:: THE INPUT ::

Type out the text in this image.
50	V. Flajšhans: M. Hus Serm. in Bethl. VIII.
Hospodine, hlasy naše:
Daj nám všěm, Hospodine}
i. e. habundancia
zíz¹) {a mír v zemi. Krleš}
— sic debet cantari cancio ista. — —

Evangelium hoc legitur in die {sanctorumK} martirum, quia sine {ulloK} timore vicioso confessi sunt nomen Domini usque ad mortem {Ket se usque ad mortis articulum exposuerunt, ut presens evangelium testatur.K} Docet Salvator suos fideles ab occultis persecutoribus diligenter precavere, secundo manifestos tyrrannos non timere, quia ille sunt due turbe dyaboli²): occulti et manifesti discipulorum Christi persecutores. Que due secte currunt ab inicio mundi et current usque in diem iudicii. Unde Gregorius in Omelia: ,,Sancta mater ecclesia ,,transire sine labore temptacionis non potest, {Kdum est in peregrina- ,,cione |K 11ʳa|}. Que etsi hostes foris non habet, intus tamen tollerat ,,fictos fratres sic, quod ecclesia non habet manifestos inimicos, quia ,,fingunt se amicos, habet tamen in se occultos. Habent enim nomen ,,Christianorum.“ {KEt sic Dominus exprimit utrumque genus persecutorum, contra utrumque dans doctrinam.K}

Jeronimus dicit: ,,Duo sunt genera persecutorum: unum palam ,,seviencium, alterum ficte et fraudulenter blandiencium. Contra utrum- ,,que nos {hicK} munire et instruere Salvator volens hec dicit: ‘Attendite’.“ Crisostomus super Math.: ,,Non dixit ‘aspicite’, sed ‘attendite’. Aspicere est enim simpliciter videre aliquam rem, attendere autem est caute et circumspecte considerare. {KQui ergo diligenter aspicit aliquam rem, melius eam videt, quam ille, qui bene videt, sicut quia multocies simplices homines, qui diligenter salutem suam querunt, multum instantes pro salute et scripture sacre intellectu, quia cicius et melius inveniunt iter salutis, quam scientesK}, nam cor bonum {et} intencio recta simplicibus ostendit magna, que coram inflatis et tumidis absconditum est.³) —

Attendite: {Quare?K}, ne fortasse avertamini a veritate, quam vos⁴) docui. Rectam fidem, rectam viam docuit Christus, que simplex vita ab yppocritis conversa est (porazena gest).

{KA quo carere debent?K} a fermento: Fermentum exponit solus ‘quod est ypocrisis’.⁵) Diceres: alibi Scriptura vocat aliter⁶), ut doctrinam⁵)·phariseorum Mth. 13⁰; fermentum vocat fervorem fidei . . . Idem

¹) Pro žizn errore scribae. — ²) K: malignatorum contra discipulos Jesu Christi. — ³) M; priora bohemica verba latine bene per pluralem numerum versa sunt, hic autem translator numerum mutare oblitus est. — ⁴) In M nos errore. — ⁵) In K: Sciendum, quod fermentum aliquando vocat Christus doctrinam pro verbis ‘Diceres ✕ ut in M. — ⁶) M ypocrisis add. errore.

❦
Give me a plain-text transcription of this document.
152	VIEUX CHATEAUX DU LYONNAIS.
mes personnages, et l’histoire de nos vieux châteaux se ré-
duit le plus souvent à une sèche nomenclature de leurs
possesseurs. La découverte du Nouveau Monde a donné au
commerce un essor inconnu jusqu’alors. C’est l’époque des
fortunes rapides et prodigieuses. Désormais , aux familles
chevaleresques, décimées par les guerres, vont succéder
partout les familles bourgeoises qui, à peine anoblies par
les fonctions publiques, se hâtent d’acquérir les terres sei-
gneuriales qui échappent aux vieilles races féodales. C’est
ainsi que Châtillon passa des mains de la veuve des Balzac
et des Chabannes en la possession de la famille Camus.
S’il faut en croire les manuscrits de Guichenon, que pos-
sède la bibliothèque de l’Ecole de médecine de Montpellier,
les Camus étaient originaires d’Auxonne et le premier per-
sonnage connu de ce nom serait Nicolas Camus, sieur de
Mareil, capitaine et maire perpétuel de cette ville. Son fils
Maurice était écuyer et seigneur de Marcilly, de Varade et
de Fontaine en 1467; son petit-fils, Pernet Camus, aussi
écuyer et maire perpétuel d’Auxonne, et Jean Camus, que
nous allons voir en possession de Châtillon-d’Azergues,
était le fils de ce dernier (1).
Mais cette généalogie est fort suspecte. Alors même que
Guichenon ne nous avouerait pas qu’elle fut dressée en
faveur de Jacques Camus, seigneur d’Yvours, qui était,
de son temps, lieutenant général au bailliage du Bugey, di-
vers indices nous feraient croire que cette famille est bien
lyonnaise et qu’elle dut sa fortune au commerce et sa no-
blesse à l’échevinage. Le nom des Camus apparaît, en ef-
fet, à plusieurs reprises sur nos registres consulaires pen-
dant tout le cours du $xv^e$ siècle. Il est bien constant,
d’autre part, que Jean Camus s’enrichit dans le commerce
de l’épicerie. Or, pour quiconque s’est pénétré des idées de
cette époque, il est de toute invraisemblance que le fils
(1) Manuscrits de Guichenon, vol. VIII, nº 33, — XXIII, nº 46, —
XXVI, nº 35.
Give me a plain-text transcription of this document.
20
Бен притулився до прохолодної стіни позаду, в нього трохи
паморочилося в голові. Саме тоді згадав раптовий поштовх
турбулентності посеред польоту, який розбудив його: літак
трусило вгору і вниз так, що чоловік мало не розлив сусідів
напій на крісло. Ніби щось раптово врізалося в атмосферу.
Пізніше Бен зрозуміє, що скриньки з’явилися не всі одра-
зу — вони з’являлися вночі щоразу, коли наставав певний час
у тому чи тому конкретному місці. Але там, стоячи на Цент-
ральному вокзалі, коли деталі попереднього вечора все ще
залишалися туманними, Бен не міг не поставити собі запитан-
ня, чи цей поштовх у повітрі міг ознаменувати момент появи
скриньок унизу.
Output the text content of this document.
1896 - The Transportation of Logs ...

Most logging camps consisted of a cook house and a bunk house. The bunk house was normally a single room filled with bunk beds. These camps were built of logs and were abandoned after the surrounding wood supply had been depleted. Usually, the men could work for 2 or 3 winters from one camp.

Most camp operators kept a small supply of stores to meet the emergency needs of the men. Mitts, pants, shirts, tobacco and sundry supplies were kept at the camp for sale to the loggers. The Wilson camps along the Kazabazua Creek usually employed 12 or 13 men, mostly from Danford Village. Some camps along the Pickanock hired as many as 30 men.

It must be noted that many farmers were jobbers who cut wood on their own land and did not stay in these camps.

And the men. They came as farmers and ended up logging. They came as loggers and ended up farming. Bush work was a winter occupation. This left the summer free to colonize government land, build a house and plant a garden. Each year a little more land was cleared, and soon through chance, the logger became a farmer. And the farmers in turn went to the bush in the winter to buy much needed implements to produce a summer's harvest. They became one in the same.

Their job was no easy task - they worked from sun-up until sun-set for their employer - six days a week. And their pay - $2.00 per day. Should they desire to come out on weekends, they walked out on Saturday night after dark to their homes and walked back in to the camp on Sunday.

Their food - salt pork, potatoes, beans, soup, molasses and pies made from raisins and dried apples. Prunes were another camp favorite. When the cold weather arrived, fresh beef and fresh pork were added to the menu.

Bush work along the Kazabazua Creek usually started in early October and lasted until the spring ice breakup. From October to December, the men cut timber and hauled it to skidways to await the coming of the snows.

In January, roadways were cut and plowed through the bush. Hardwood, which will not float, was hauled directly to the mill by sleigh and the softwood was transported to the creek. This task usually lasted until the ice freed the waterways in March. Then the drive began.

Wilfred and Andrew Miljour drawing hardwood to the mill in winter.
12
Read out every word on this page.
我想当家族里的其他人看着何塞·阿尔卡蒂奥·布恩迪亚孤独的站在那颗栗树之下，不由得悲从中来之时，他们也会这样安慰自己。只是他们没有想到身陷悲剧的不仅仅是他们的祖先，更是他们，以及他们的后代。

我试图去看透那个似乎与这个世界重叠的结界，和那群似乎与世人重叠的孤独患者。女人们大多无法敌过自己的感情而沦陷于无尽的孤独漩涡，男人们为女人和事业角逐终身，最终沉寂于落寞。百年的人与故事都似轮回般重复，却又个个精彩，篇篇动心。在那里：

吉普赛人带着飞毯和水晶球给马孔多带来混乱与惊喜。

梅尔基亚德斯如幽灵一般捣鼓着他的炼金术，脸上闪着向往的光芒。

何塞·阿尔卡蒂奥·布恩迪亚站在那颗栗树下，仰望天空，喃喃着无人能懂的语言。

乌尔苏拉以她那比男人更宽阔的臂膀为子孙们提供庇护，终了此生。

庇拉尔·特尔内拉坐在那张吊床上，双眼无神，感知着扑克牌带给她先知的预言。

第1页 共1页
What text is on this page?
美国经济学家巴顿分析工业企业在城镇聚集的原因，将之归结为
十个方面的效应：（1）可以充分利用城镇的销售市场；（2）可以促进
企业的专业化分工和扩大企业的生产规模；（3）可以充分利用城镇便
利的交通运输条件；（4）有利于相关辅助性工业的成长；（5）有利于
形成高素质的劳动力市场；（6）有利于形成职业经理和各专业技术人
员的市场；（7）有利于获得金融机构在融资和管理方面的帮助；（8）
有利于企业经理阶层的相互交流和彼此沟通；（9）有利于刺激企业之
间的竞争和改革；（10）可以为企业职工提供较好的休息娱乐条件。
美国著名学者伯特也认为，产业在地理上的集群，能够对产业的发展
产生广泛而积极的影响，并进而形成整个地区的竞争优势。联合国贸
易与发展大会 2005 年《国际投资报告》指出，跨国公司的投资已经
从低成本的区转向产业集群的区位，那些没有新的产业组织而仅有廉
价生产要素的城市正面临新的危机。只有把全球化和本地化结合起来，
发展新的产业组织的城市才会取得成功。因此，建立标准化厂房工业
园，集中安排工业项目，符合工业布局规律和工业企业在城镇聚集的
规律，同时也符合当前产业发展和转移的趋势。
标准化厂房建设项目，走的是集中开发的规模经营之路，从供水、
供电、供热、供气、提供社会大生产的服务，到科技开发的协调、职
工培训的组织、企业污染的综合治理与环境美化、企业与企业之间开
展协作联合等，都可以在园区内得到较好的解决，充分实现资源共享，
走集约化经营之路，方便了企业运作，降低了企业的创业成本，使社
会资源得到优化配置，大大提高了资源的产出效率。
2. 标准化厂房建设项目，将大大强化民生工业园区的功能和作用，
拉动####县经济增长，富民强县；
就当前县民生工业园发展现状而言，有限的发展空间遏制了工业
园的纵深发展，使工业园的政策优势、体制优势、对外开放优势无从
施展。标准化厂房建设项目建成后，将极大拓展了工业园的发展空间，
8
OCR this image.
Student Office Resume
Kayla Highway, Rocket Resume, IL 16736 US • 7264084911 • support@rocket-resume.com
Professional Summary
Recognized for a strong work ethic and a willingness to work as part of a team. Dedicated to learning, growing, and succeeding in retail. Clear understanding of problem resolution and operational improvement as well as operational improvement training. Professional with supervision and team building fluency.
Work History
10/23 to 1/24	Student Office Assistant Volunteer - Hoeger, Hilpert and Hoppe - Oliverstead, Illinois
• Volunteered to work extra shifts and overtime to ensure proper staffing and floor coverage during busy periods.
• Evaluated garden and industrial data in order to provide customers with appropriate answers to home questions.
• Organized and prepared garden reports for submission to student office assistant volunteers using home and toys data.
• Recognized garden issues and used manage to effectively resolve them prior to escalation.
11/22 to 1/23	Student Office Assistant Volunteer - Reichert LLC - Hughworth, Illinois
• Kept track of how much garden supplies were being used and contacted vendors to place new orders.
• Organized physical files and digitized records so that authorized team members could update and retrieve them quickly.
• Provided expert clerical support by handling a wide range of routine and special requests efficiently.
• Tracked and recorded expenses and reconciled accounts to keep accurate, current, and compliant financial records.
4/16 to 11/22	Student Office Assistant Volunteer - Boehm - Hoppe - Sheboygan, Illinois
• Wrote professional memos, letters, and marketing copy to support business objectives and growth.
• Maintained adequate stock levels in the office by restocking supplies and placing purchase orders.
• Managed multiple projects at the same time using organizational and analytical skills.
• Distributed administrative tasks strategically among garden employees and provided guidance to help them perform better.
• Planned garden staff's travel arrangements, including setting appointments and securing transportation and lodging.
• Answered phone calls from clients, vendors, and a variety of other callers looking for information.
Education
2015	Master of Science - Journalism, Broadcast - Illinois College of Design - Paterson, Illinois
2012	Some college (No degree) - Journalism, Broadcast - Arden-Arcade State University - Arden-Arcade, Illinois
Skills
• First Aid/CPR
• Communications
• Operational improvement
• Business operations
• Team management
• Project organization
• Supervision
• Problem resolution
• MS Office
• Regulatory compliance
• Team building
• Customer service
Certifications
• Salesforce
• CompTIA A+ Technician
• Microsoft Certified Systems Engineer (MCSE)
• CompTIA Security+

:::

[THE TASK]
Find each line holding the word "persecutorum" and copy it.

[SOLUTION FOR THIS TASK]
Evangelium hoc legitur in die {sanctorumK} martirum, quia sine {ulloK} timore vicioso confessi sunt nomen Domini usque ad mortem {Ket se usque ad mortis articulum exposuerunt, ut presens evangelium testatur.K} Docet Salvator suos fideles ab occultis persecutoribus diligenter precavere, secundo manifestos tyrrannos non timere, quia ille sunt due turbe dyaboli²): occulti et manifesti discipulorum Christi persecutores. Que due secte currunt ab inicio mundi et current usque in diem iudicii. Unde Gregorius in Omelia: ,,Sancta mater ecclesia ,,transire sine labore temptacionis non potest, {Kdum est in peregrina- ,,cione |K 11ʳa|}. Que etsi hostes foris non habet, intus tamen tollerat ,,fictos fratres sic, quod ecclesia non habet manifestos inimicos, quia ,,fingunt se amicos, habet tamen in se occultos. Habent enim nomen ,,Christianorum.“ {KEt sic Dominus exprimit utrumque genus persecutorum, contra utrumque dans doctrinam.K}
Jeronimus dicit: ,,Duo sunt genera persecutorum: unum palam ,,seviencium, alterum ficte et fraudulenter blandiencium. Contra utrum- ,,que nos {hicK} munire et instruere Salvator volens hec dicit: ‘Attendite’.“ Crisostomus super Math.: ,,Non dixit ‘aspicite’, sed ‘attendite’. Aspicere est enim simpliciter videre aliquam rem, attendere autem est caute et circumspecte considerare. {KQui ergo diligenter aspicit aliquam rem, melius eam videt, quam ille, qui bene videt, sicut quia multocies simplices homines, qui diligenter salutem suam querunt, multum instantes pro salute et scripture sacre intellectu, quia cicius et melius inveniunt iter salutis, quam scientesK}, nam cor bonum {et} intencio recta simplicibus ostendit magna, que coram inflatis et tumidis absconditum est.³) —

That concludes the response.